Goal >>
Filter the entries, keeping every line with the word "detonarte".

+++ Records provided

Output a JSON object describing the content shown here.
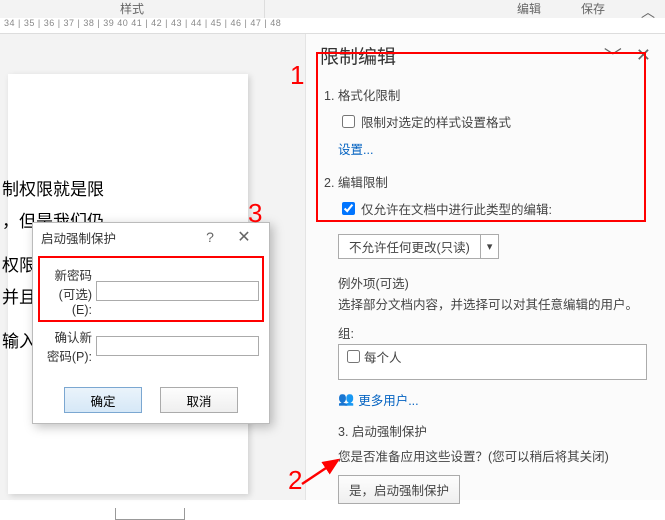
{
  "ribbon": {
    "styles_group": "样式",
    "edit_group": "编辑",
    "save_group": "保存"
  },
  "ruler": "34 | 35 | 36 | 37 | 38 | 39  40  41 | 42 | 43 | 44 | 45 | 46 | 47 | 48",
  "doc": {
    "line1": "制权限就是限",
    "line2": "，但是我们仍",
    "line3": "权限就是禁止",
    "line4": "并且无法删除",
    "line5": "输入新的内容"
  },
  "pane": {
    "title": "限制编辑",
    "section1_title": "1. 格式化限制",
    "format_checkbox": "限制对选定的样式设置格式",
    "settings_link": "设置...",
    "section2_title": "2. 编辑限制",
    "edit_checkbox": "仅允许在文档中进行此类型的编辑:",
    "dropdown_value": "不允许任何更改(只读)",
    "exceptions_title": "例外项(可选)",
    "exceptions_desc": "选择部分文档内容，并选择可以对其任意编辑的用户。",
    "group_label": "组:",
    "group_everyone": "每个人",
    "more_users": "更多用户...",
    "section3_title": "3. 启动强制保护",
    "enforce_text": "您是否准备应用这些设置？(您可以稍后将其关闭)",
    "enforce_button": "是，启动强制保护"
  },
  "dialog": {
    "title": "启动强制保护",
    "pwd_label": "新密码(可选)(E):",
    "confirm_label": "确认新密码(P):",
    "ok": "确定",
    "cancel": "取消"
  },
  "annotations": {
    "a1": "1",
    "a2": "2",
    "a3": "3"
  }
}
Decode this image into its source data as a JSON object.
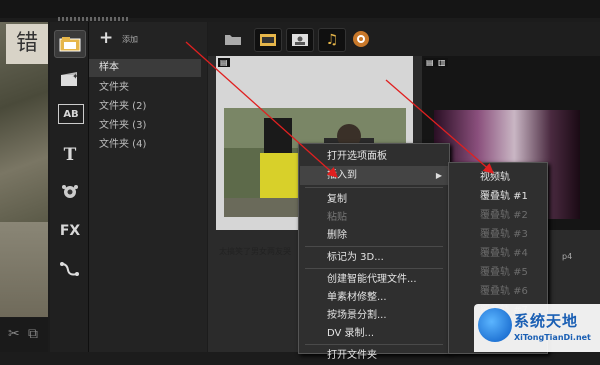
{
  "library": {
    "add_label": "添加",
    "folders": [
      "样本",
      "文件夹",
      "文件夹 (2)",
      "文件夹 (3)",
      "文件夹 (4)"
    ]
  },
  "preview": {
    "sign_text": "错"
  },
  "toolbar": {
    "tools": [
      "media-icon",
      "instant-project-icon",
      "title-icon",
      "text-icon",
      "transition-icon",
      "fx-icon",
      "path-icon"
    ],
    "title_label": "AB",
    "text_label": "T",
    "fx_label": "FX"
  },
  "thumbnails": [
    {
      "caption": "太搞笑了男女两友哭"
    },
    {
      "caption": "p4"
    }
  ],
  "context_menu": {
    "items": [
      {
        "label": "打开选项面板",
        "enabled": true
      },
      {
        "label": "插入到",
        "enabled": true,
        "submenu": true,
        "highlighted": true
      },
      {
        "label": "复制",
        "enabled": true
      },
      {
        "label": "粘贴",
        "enabled": false
      },
      {
        "label": "删除",
        "enabled": true
      },
      {
        "label": "标记为 3D...",
        "enabled": true
      },
      {
        "label": "创建智能代理文件...",
        "enabled": true
      },
      {
        "label": "单素材修整...",
        "enabled": true
      },
      {
        "label": "按场景分割...",
        "enabled": true
      },
      {
        "label": "DV 录制...",
        "enabled": true
      },
      {
        "label": "打开文件夹",
        "enabled": true
      }
    ],
    "submenu_arrow": "▶"
  },
  "submenu": {
    "items": [
      {
        "label": "视频轨",
        "enabled": true
      },
      {
        "label": "覆叠轨 #1",
        "enabled": true
      },
      {
        "label": "覆叠轨 #2",
        "enabled": false
      },
      {
        "label": "覆叠轨 #3",
        "enabled": false
      },
      {
        "label": "覆叠轨 #4",
        "enabled": false
      },
      {
        "label": "覆叠轨 #5",
        "enabled": false
      },
      {
        "label": "覆叠轨 #6",
        "enabled": false
      },
      {
        "label": "覆叠轨 #7",
        "enabled": false
      }
    ]
  },
  "watermark": {
    "title": "系统天地",
    "subtitle": "XiTongTianDi.net"
  },
  "colors": {
    "arrow": "#e02020",
    "highlight": "#444444",
    "panel": "#2f2f2f"
  }
}
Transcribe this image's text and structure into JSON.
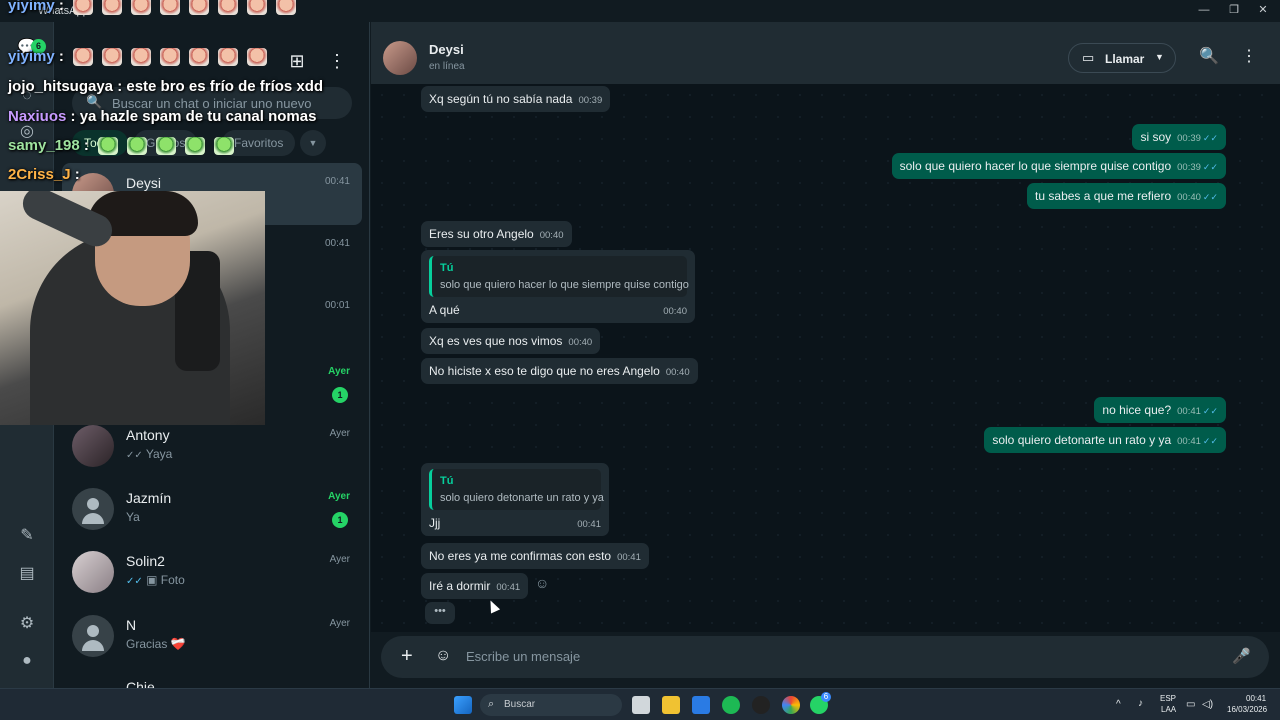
{
  "window": {
    "title": "WhatsApp",
    "min": "—",
    "max": "❐",
    "close": "✕"
  },
  "rail": {
    "unread_count": "6"
  },
  "search": {
    "placeholder": "Buscar un chat o iniciar uno nuevo"
  },
  "filters": {
    "all": "Todos",
    "groups": "Grupos",
    "favorites": "Favoritos"
  },
  "chats": [
    {
      "name": "Deysi",
      "preview": "",
      "time": "00:41",
      "unread": "",
      "selected": true
    },
    {
      "name": "",
      "preview": "",
      "time": "00:41",
      "unread": ""
    },
    {
      "name": "",
      "preview": "",
      "time": "00:01",
      "unread": ""
    },
    {
      "name": "",
      "preview": "",
      "time": "Ayer",
      "unread": "1"
    },
    {
      "name": "Antony",
      "preview": "Yaya",
      "time": "Ayer",
      "unread": ""
    },
    {
      "name": "Jazmín",
      "preview": "Ya",
      "time": "Ayer",
      "unread": "1"
    },
    {
      "name": "Solin2",
      "preview": "Foto",
      "time": "Ayer",
      "unread": ""
    },
    {
      "name": "N",
      "preview": "Gracias ❤️‍🩹",
      "time": "Ayer",
      "unread": ""
    },
    {
      "name": "Chie",
      "preview": "",
      "time": "",
      "unread": ""
    }
  ],
  "chat": {
    "contact_name": "Deysi",
    "status": "en línea",
    "call_label": "Llamar",
    "messages": [
      {
        "dir": "in",
        "text": "Xq según tú no sabía nada",
        "time": "00:39"
      },
      {
        "dir": "out",
        "text": "si soy",
        "time": "00:39"
      },
      {
        "dir": "out",
        "text": "solo que quiero hacer lo que siempre quise contigo",
        "time": "00:39"
      },
      {
        "dir": "out",
        "text": "tu sabes a que me refiero",
        "time": "00:40"
      },
      {
        "dir": "in",
        "text": "Eres su otro Angelo",
        "time": "00:40"
      },
      {
        "dir": "in",
        "quote_name": "Tú",
        "quote_text": "solo que quiero hacer lo que siempre quise contigo",
        "text": "A qué",
        "time": "00:40"
      },
      {
        "dir": "in",
        "text": "Xq es ves que nos vimos",
        "time": "00:40"
      },
      {
        "dir": "in",
        "text": "No hiciste x eso te digo que no eres Angelo",
        "time": "00:40"
      },
      {
        "dir": "out",
        "text": "no hice que?",
        "time": "00:41"
      },
      {
        "dir": "out",
        "text": "solo quiero detonarte un rato y ya",
        "time": "00:41"
      },
      {
        "dir": "in",
        "quote_name": "Tú",
        "quote_text": "solo quiero detonarte un rato y ya",
        "text": "Jjj",
        "time": "00:41"
      },
      {
        "dir": "in",
        "text": "No eres ya me confirmas con esto",
        "time": "00:41"
      },
      {
        "dir": "in",
        "text": "Iré a dormir",
        "time": "00:41"
      }
    ],
    "composer_placeholder": "Escribe un mensaje"
  },
  "taskbar": {
    "search_label": "Buscar",
    "lang": "ESP",
    "layout": "LAA",
    "time": "00:41",
    "date": "16/03/2026",
    "whatsapp_badge": "6"
  },
  "overlay": {
    "lines": [
      {
        "user": "yiyimy",
        "text": ":",
        "color": "#7fb2ff"
      },
      {
        "user": "yiyimy",
        "text": ":",
        "color": "#7fb2ff"
      },
      {
        "user": "jojo_hitsugaya",
        "text": ": este bro es frío de fríos xdd",
        "color": "#ffffff"
      },
      {
        "user": "Naxiuos",
        "text": ": ya hazle spam de tu canal nomas",
        "color": "#c79bff"
      },
      {
        "user": "samy_198",
        "text": ":",
        "color": "#9fe39f"
      },
      {
        "user": "2Criss_J",
        "text": ":",
        "color": "#ffb347"
      }
    ]
  }
}
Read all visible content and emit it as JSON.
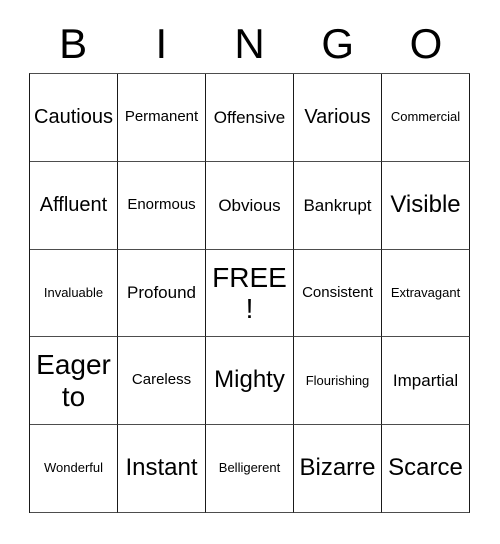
{
  "card": {
    "title": "BINGO",
    "header_letters": [
      "B",
      "I",
      "N",
      "G",
      "O"
    ],
    "free_space_label": "FREE!",
    "colors": {
      "background": "#ffffff",
      "text": "#000000",
      "grid_line": "#1a1a1a",
      "grid_line_light": "#4d4d4d"
    },
    "rows": [
      [
        {
          "label": "Cautious",
          "size": "fs-l"
        },
        {
          "label": "Permanent",
          "size": "fs-s"
        },
        {
          "label": "Offensive",
          "size": "fs-m"
        },
        {
          "label": "Various",
          "size": "fs-l"
        },
        {
          "label": "Commercial",
          "size": "fs-xs"
        }
      ],
      [
        {
          "label": "Affluent",
          "size": "fs-l"
        },
        {
          "label": "Enormous",
          "size": "fs-s"
        },
        {
          "label": "Obvious",
          "size": "fs-m"
        },
        {
          "label": "Bankrupt",
          "size": "fs-m"
        },
        {
          "label": "Visible",
          "size": "fs-xl"
        }
      ],
      [
        {
          "label": "Invaluable",
          "size": "fs-xs"
        },
        {
          "label": "Profound",
          "size": "fs-m"
        },
        {
          "label": "FREE!",
          "size": "fs-xxl"
        },
        {
          "label": "Consistent",
          "size": "fs-s"
        },
        {
          "label": "Extravagant",
          "size": "fs-xs"
        }
      ],
      [
        {
          "label": "Eager to",
          "size": "fs-xxl"
        },
        {
          "label": "Careless",
          "size": "fs-s"
        },
        {
          "label": "Mighty",
          "size": "fs-xl"
        },
        {
          "label": "Flourishing",
          "size": "fs-xs"
        },
        {
          "label": "Impartial",
          "size": "fs-m"
        }
      ],
      [
        {
          "label": "Wonderful",
          "size": "fs-xs"
        },
        {
          "label": "Instant",
          "size": "fs-xl"
        },
        {
          "label": "Belligerent",
          "size": "fs-xs"
        },
        {
          "label": "Bizarre",
          "size": "fs-xl"
        },
        {
          "label": "Scarce",
          "size": "fs-xl"
        }
      ]
    ]
  }
}
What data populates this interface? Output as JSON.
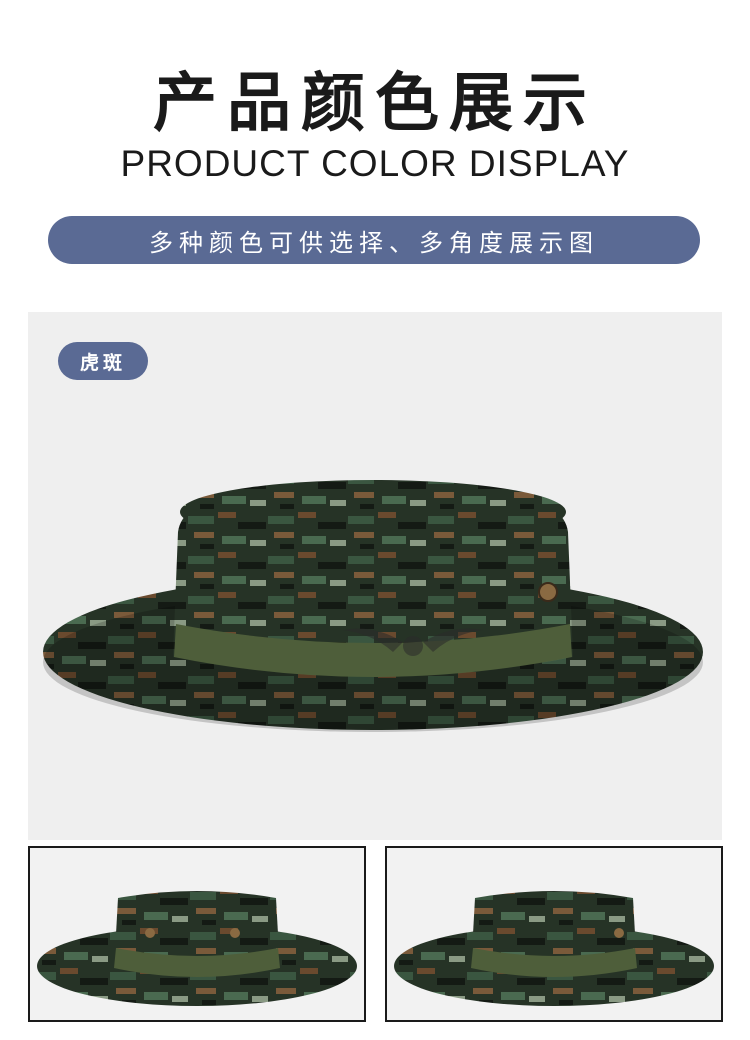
{
  "header": {
    "title_cn": "产品颜色展示",
    "title_en": "PRODUCT COLOR DISPLAY"
  },
  "banner": {
    "text": "多种颜色可供选择、多角度展示图"
  },
  "main": {
    "color_tag": "虎斑",
    "image": "camouflage-bucket-hat-front"
  },
  "thumbnails": [
    {
      "image": "camouflage-bucket-hat-side-left"
    },
    {
      "image": "camouflage-bucket-hat-side-right"
    }
  ],
  "colors": {
    "accent": "#5a6a94",
    "panel_bg": "#efefef",
    "camo_dark": "#1f2a1f",
    "camo_green": "#2f4a34",
    "camo_brown": "#6a4a2e",
    "band": "#4e5e3a"
  }
}
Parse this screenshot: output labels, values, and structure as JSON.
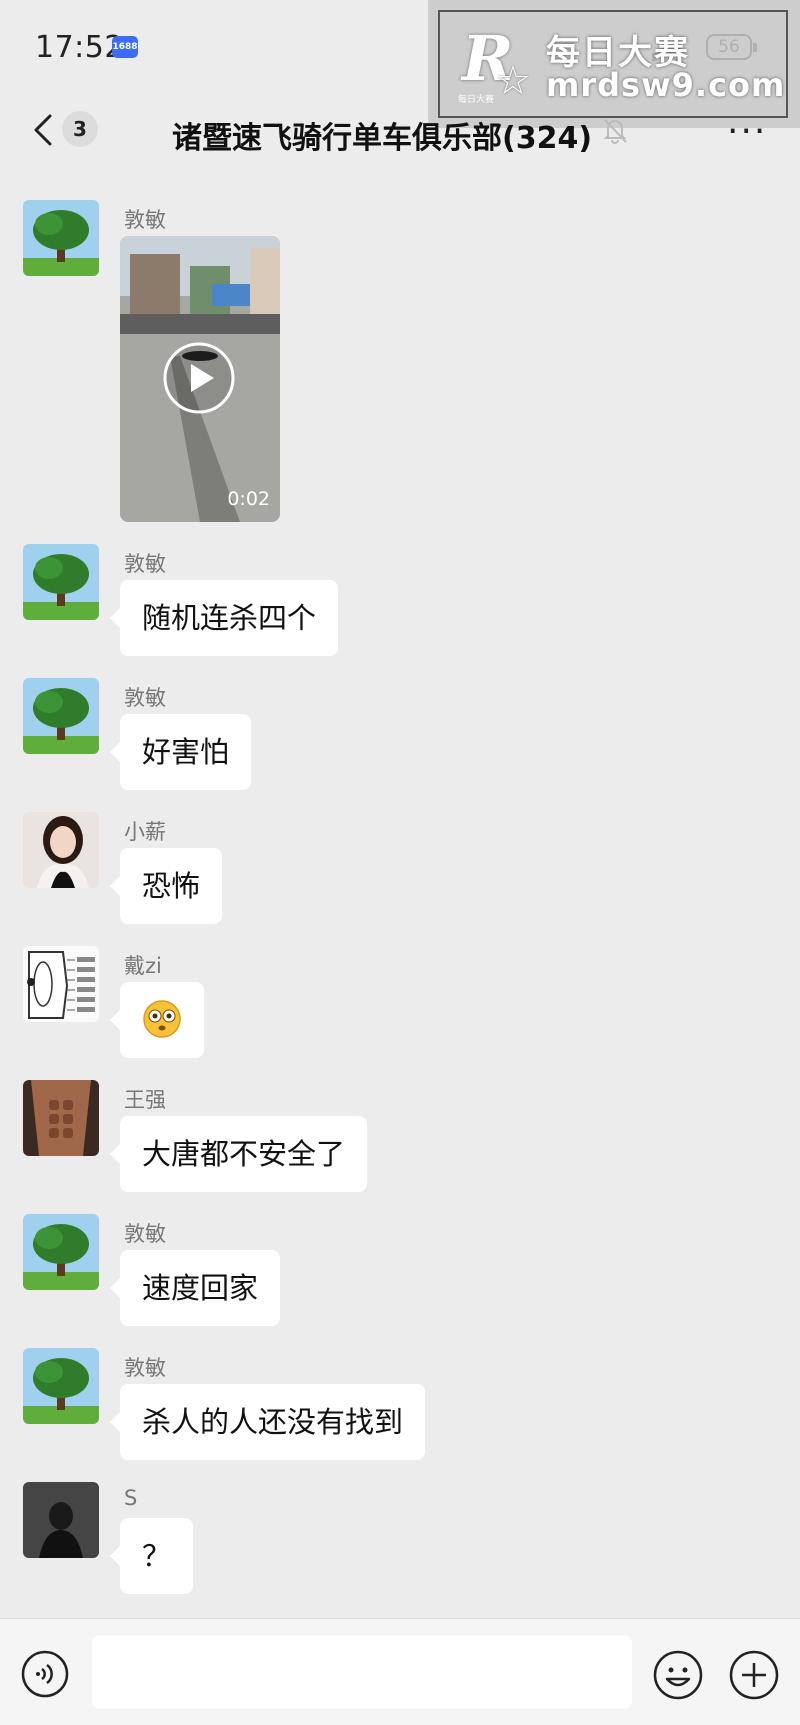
{
  "status_bar": {
    "time": "17:52",
    "app_badge": "1688",
    "battery": "56"
  },
  "watermark": {
    "logo": "R",
    "logo_sub": "每日大赛",
    "text": "每日大赛",
    "url": "mrdsw9.com"
  },
  "header": {
    "unread_count": "3",
    "title": "诸暨速飞骑行单车俱乐部(324)"
  },
  "messages": [
    {
      "sender": "敦敏",
      "type": "video",
      "duration": "0:02"
    },
    {
      "sender": "敦敏",
      "text": "随机连杀四个"
    },
    {
      "sender": "敦敏",
      "text": "好害怕"
    },
    {
      "sender": "小薪",
      "text": "恐怖"
    },
    {
      "sender": "戴zi",
      "type": "emoji",
      "emoji": "flushed-face-emoji"
    },
    {
      "sender": "王强",
      "text": "大唐都不安全了"
    },
    {
      "sender": "敦敏",
      "text": "速度回家"
    },
    {
      "sender": "敦敏",
      "text": "杀人的人还没有找到"
    },
    {
      "sender": "S",
      "text": "？"
    }
  ],
  "input_bar": {
    "placeholder": ""
  },
  "icons": {
    "back": "chevron-left-icon",
    "mute": "bell-slash-icon",
    "more": "more-dots-icon",
    "voice": "voice-icon",
    "emoji": "emoji-icon",
    "plus": "plus-icon"
  }
}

++++++

Task answer >>
        "text": "solo quiero detonarte un rato y ya",
        "quote_text": "solo quiero detonarte un rato y ya",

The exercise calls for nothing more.